**What is asked**
[A] Give each source that the riparian buffer excerpt below cites, by author and year, listing any repeated source only once.
[B] According to the riparian buffer excerpt below, what is the mean annual temperature of the experimental area?

**Quoted text**
....
Previous studies, De Carlo et al. (2019) and Jacinthe (2015), have compared CO2 emissions from different riparian buffer vegetation types. Despite previous work, understanding of CO2 fluxes and their controlling soil and environmental variables from riparian buffer strips and a direct comparison with a cropland they serve remain elusive. Therefore, this study aimed to evaluate the unintended emissions of CO2 through through the soil respiration process and enrich the understanding of their soil and environmental controls from maize production, which had both buffered and un-buffered downslope.

Materials and methods

Experimental site

The replicated plots used in this experiment are located at Rothamsted Research, North Wyke, Devon, United Kingdom (50°46 × 10″ N, 3° 54 × 05″ E). The area is situated at an altitude of 177 m above sea level, has a 37-year (from 1982 to 2018) mean annual precipitation (MAP) of 1033 mm (with the majority of rainfall received between October and November of each year), and mean annual temperature (MAT) of 10.1 °C (Orr et al. 2016). The experimental area has a slope of 8° and is on soils of the Hallsworth series (Clayden and Hollis 1985), or a dystric gleysol (FAO 2006), with a stony clay loam topsoil comprising of 15.7% sand, 47.7% clay, and 36.6% silt (Armstrong and Garwood 1991) overlying a mottled stony clay, derived from Carboniferous Culm rocks. The subsoil is impermeable to water and is seasonally waterlogged; most excess water moves by surface and sub-surface lateral flow across the clay layer (Orr et al. 2016), thereby making replicated experimental work using hydrologically-isolated plots feasible.
....
**Data provided**
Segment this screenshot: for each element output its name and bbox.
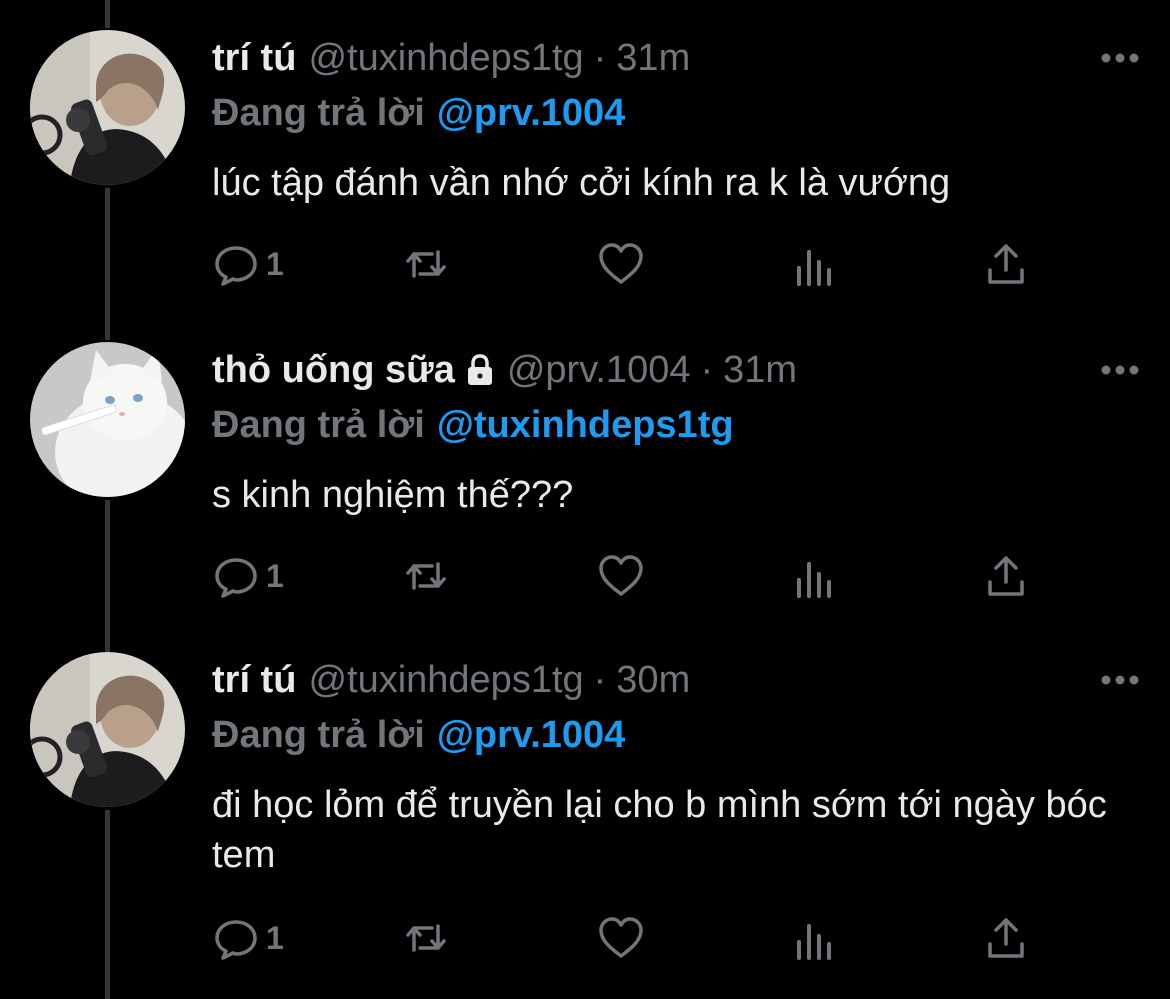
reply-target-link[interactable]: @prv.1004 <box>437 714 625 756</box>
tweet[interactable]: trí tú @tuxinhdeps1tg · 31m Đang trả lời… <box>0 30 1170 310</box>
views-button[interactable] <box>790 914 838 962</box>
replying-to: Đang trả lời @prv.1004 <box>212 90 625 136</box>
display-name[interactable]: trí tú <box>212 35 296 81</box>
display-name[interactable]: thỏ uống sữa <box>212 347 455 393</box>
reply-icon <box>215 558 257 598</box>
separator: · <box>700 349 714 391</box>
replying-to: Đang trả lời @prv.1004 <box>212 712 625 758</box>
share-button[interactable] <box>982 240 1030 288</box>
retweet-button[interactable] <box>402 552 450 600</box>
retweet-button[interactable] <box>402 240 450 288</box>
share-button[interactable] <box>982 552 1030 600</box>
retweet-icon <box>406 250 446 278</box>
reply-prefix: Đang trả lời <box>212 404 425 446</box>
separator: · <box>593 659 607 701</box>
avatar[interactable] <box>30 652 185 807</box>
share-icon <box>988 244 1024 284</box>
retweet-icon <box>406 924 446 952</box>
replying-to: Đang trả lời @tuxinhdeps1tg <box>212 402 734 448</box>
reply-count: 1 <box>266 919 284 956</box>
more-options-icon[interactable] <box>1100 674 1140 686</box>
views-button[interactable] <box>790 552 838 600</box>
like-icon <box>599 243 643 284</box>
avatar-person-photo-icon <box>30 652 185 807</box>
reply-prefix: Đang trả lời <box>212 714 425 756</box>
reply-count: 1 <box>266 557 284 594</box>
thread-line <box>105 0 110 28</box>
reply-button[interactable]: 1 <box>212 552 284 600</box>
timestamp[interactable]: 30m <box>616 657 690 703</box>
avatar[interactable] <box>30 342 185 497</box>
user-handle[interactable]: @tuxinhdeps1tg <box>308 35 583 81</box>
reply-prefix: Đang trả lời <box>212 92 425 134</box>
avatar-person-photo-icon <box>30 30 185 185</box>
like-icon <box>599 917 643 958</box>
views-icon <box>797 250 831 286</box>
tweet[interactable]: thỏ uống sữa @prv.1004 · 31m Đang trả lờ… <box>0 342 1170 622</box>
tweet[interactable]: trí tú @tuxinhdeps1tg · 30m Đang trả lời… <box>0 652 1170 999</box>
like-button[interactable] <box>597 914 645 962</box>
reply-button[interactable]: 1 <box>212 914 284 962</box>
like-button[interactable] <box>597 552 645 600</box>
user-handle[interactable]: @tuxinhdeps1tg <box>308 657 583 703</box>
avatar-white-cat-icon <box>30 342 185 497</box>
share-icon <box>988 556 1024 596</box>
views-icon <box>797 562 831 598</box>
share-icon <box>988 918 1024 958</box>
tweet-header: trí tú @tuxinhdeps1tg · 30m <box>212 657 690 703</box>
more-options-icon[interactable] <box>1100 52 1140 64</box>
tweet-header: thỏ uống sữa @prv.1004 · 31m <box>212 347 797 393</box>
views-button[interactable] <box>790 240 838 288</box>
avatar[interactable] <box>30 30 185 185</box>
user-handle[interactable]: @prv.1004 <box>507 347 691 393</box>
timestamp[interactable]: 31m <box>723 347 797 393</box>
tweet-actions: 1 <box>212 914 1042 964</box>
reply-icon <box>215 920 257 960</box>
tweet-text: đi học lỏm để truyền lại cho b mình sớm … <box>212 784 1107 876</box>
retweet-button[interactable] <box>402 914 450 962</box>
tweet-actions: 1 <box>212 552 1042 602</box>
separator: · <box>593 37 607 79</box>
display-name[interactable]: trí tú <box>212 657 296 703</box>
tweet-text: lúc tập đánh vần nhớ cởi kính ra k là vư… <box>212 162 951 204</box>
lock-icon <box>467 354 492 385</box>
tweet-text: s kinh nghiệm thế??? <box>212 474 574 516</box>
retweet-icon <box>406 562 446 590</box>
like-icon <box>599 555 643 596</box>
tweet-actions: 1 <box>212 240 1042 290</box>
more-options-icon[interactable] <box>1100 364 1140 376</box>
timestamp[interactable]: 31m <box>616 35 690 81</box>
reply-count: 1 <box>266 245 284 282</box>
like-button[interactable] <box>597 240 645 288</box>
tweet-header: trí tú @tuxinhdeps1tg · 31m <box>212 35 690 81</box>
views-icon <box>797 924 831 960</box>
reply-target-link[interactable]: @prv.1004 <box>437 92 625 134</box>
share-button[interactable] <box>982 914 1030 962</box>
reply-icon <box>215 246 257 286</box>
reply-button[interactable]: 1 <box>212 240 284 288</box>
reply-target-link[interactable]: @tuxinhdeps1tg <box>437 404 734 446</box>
....
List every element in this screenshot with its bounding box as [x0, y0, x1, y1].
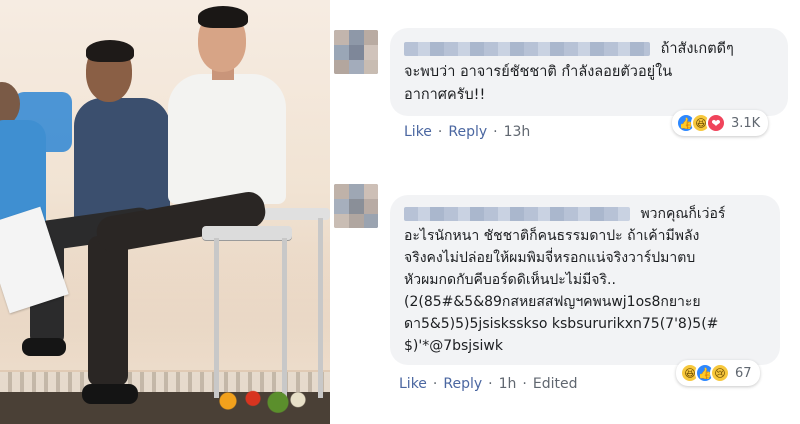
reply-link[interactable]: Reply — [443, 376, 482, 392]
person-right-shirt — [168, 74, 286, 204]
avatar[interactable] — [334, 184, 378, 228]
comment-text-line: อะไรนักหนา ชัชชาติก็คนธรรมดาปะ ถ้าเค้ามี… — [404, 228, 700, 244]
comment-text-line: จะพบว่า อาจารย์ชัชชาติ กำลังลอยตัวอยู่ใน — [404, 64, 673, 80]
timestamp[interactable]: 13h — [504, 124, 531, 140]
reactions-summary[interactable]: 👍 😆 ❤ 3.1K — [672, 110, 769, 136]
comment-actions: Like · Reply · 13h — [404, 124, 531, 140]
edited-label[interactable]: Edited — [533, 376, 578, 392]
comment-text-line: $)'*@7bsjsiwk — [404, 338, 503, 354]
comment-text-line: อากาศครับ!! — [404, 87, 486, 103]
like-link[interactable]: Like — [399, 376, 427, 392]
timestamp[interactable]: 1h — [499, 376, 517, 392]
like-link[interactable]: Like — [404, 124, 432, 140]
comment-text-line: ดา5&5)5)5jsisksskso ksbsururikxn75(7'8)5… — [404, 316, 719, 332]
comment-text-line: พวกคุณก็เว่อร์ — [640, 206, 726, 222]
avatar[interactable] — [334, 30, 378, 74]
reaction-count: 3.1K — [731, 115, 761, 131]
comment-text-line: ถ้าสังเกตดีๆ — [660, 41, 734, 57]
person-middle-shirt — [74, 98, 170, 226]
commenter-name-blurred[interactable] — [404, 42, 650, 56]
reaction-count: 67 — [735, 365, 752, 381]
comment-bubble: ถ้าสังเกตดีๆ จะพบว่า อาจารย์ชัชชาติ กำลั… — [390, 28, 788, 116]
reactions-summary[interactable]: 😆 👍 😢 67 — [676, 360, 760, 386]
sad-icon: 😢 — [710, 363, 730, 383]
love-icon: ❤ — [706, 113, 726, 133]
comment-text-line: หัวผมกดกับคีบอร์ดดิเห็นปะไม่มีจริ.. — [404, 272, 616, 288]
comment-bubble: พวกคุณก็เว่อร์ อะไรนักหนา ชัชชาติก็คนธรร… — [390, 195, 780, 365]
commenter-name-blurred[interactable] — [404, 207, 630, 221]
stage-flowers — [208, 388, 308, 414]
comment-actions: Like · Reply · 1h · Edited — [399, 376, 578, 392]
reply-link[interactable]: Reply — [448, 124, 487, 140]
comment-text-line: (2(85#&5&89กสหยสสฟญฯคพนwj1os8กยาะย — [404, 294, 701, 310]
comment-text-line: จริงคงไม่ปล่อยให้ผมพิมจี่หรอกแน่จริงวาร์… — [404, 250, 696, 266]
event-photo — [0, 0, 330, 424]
....
**Answers in order**
[A]
- De Carlo et al. (2019)
- Jacinthe (2015)
- Orr et al. (2016)
- Clayden and Hollis (1985)
- FAO (2006)
- Armstrong and Garwood (1991)

[B] 10.1 °C